— begin —

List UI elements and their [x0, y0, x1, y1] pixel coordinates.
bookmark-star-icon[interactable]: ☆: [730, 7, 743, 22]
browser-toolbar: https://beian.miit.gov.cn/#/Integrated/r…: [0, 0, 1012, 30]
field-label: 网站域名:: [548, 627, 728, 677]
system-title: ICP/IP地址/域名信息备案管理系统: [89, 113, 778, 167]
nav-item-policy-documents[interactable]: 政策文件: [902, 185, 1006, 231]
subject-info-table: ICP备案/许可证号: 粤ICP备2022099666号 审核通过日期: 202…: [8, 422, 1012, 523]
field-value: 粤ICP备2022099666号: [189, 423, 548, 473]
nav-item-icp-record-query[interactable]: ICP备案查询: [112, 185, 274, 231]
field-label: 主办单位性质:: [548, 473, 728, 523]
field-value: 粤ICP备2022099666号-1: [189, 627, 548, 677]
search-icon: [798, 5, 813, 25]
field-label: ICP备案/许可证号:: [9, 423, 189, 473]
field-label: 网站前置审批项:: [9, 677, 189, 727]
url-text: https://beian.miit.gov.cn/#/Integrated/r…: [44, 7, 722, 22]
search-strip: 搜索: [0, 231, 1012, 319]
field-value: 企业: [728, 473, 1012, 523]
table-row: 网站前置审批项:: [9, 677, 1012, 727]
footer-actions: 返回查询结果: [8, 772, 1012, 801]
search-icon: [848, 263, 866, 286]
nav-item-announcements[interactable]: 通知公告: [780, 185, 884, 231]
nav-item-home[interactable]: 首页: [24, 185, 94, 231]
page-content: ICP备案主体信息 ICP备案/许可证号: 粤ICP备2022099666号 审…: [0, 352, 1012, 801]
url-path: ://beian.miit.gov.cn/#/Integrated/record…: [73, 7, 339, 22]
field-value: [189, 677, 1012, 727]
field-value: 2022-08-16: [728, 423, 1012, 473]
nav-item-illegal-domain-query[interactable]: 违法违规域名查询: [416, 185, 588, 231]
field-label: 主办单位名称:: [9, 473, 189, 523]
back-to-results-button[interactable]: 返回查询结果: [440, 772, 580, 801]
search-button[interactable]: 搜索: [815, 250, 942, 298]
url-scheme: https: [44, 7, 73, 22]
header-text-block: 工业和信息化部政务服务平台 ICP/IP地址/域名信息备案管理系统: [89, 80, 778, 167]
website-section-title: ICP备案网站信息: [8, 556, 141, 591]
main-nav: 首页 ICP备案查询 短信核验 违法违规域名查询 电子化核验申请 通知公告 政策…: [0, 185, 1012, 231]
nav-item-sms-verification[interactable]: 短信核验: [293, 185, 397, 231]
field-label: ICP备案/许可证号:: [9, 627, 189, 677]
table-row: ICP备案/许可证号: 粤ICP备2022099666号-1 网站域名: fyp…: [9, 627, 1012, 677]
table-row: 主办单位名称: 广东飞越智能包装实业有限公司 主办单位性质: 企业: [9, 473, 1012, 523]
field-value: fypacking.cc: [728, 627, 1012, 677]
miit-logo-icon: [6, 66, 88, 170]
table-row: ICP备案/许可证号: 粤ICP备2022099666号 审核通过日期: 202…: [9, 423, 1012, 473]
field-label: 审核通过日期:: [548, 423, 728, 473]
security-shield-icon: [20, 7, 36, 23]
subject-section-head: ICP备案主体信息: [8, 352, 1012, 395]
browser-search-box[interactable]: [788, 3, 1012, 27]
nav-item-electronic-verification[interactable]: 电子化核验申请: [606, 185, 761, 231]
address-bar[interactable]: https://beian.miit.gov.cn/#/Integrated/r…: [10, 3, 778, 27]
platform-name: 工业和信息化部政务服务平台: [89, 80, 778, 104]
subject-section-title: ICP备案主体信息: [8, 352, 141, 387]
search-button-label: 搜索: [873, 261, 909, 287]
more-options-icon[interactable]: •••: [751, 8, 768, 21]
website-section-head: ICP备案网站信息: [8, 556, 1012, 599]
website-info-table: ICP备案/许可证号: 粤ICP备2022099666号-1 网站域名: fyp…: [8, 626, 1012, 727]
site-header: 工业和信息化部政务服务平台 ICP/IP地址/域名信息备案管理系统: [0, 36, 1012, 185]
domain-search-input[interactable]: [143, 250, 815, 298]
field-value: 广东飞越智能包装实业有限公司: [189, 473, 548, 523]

— end —

§ **Directions**
Copy these rows verbatim.

§ **Output for this task**
List UI elements and their [x0, y0, x1, y1] pixel coordinates.
bookmark-star-icon[interactable]: ☆: [730, 7, 743, 22]
browser-toolbar: https://beian.miit.gov.cn/#/Integrated/r…: [0, 0, 1012, 30]
field-label: 网站域名:: [548, 627, 728, 677]
system-title: ICP/IP地址/域名信息备案管理系统: [89, 113, 778, 167]
nav-item-policy-documents[interactable]: 政策文件: [902, 185, 1006, 231]
subject-info-table: ICP备案/许可证号: 粤ICP备2022099666号 审核通过日期: 202…: [8, 422, 1012, 523]
field-value: 粤ICP备2022099666号: [189, 423, 548, 473]
nav-item-icp-record-query[interactable]: ICP备案查询: [112, 185, 274, 231]
field-label: 主办单位性质:: [548, 473, 728, 523]
field-value: 粤ICP备2022099666号-1: [189, 627, 548, 677]
search-icon: [798, 5, 813, 25]
field-label: ICP备案/许可证号:: [9, 423, 189, 473]
field-label: 网站前置审批项:: [9, 677, 189, 727]
url-text: https://beian.miit.gov.cn/#/Integrated/r…: [44, 7, 722, 22]
search-strip: 搜索: [0, 231, 1012, 319]
field-value: 企业: [728, 473, 1012, 523]
table-row: 网站前置审批项:: [9, 677, 1012, 727]
footer-actions: 返回查询结果: [8, 772, 1012, 801]
search-icon: [848, 263, 866, 286]
nav-item-announcements[interactable]: 通知公告: [780, 185, 884, 231]
nav-item-home[interactable]: 首页: [24, 185, 94, 231]
page-content: ICP备案主体信息 ICP备案/许可证号: 粤ICP备2022099666号 审…: [0, 352, 1012, 801]
url-path: ://beian.miit.gov.cn/#/Integrated/record…: [73, 7, 339, 22]
field-value: [189, 677, 1012, 727]
field-value: 2022-08-16: [728, 423, 1012, 473]
nav-item-illegal-domain-query[interactable]: 违法违规域名查询: [416, 185, 588, 231]
field-label: 主办单位名称:: [9, 473, 189, 523]
back-to-results-button[interactable]: 返回查询结果: [440, 772, 580, 801]
search-button[interactable]: 搜索: [815, 250, 942, 298]
url-scheme: https: [44, 7, 73, 22]
header-text-block: 工业和信息化部政务服务平台 ICP/IP地址/域名信息备案管理系统: [89, 80, 778, 167]
website-section-title: ICP备案网站信息: [8, 556, 141, 591]
main-nav: 首页 ICP备案查询 短信核验 违法违规域名查询 电子化核验申请 通知公告 政策…: [0, 185, 1012, 231]
nav-item-sms-verification[interactable]: 短信核验: [293, 185, 397, 231]
field-label: ICP备案/许可证号:: [9, 627, 189, 677]
table-row: ICP备案/许可证号: 粤ICP备2022099666号-1 网站域名: fyp…: [9, 627, 1012, 677]
table-row: 主办单位名称: 广东飞越智能包装实业有限公司 主办单位性质: 企业: [9, 473, 1012, 523]
field-value: fypacking.cc: [728, 627, 1012, 677]
miit-logo-icon: [6, 66, 88, 170]
table-row: ICP备案/许可证号: 粤ICP备2022099666号 审核通过日期: 202…: [9, 423, 1012, 473]
field-label: 审核通过日期:: [548, 423, 728, 473]
security-shield-icon: [20, 7, 36, 23]
subject-section-head: ICP备案主体信息: [8, 352, 1012, 395]
browser-search-box[interactable]: [788, 3, 1012, 27]
nav-item-electronic-verification[interactable]: 电子化核验申请: [606, 185, 761, 231]
address-bar[interactable]: https://beian.miit.gov.cn/#/Integrated/r…: [10, 3, 778, 27]
platform-name: 工业和信息化部政务服务平台: [89, 80, 778, 104]
subject-section-title: ICP备案主体信息: [8, 352, 141, 387]
search-button-label: 搜索: [873, 261, 909, 287]
more-options-icon[interactable]: •••: [751, 8, 768, 21]
website-section-head: ICP备案网站信息: [8, 556, 1012, 599]
website-info-table: ICP备案/许可证号: 粤ICP备2022099666号-1 网站域名: fyp…: [8, 626, 1012, 727]
site-header: 工业和信息化部政务服务平台 ICP/IP地址/域名信息备案管理系统: [0, 36, 1012, 185]
domain-search-input[interactable]: [143, 250, 815, 298]
field-value: 广东飞越智能包装实业有限公司: [189, 473, 548, 523]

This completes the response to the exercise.